Records about charts and figures:
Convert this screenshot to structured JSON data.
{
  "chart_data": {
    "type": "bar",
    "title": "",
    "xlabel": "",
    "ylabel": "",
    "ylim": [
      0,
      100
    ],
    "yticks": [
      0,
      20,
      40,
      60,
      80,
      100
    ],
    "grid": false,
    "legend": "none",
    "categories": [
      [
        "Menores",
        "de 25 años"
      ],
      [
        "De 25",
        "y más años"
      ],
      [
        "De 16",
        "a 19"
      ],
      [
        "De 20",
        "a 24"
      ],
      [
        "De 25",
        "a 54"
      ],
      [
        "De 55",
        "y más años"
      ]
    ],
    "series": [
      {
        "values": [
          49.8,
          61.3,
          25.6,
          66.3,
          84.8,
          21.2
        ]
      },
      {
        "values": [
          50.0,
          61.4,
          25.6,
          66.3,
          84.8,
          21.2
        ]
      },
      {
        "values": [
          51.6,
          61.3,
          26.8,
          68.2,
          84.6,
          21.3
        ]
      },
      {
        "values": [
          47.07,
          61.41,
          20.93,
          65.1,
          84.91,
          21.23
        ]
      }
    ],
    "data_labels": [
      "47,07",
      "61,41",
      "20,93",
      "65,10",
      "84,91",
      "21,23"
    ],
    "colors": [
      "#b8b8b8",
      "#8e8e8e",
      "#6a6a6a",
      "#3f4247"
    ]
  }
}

• [Instruction]: Copy all of the data. Keep every word exactly as it is.

• [Written response]:
Convert this screenshot to structured JSON data.
{
  "chart_data": {
    "type": "bar",
    "title": "",
    "xlabel": "",
    "ylabel": "",
    "ylim": [
      0,
      100
    ],
    "yticks": [
      0,
      20,
      40,
      60,
      80,
      100
    ],
    "grid": false,
    "legend": "none",
    "categories": [
      [
        "Menores",
        "de 25 años"
      ],
      [
        "De 25",
        "y más años"
      ],
      [
        "De 16",
        "a 19"
      ],
      [
        "De 20",
        "a 24"
      ],
      [
        "De 25",
        "a 54"
      ],
      [
        "De 55",
        "y más años"
      ]
    ],
    "series": [
      {
        "values": [
          49.8,
          61.3,
          25.6,
          66.3,
          84.8,
          21.2
        ]
      },
      {
        "values": [
          50.0,
          61.4,
          25.6,
          66.3,
          84.8,
          21.2
        ]
      },
      {
        "values": [
          51.6,
          61.3,
          26.8,
          68.2,
          84.6,
          21.3
        ]
      },
      {
        "values": [
          47.07,
          61.41,
          20.93,
          65.1,
          84.91,
          21.23
        ]
      }
    ],
    "data_labels": [
      "47,07",
      "61,41",
      "20,93",
      "65,10",
      "84,91",
      "21,23"
    ],
    "colors": [
      "#b8b8b8",
      "#8e8e8e",
      "#6a6a6a",
      "#3f4247"
    ]
  }
}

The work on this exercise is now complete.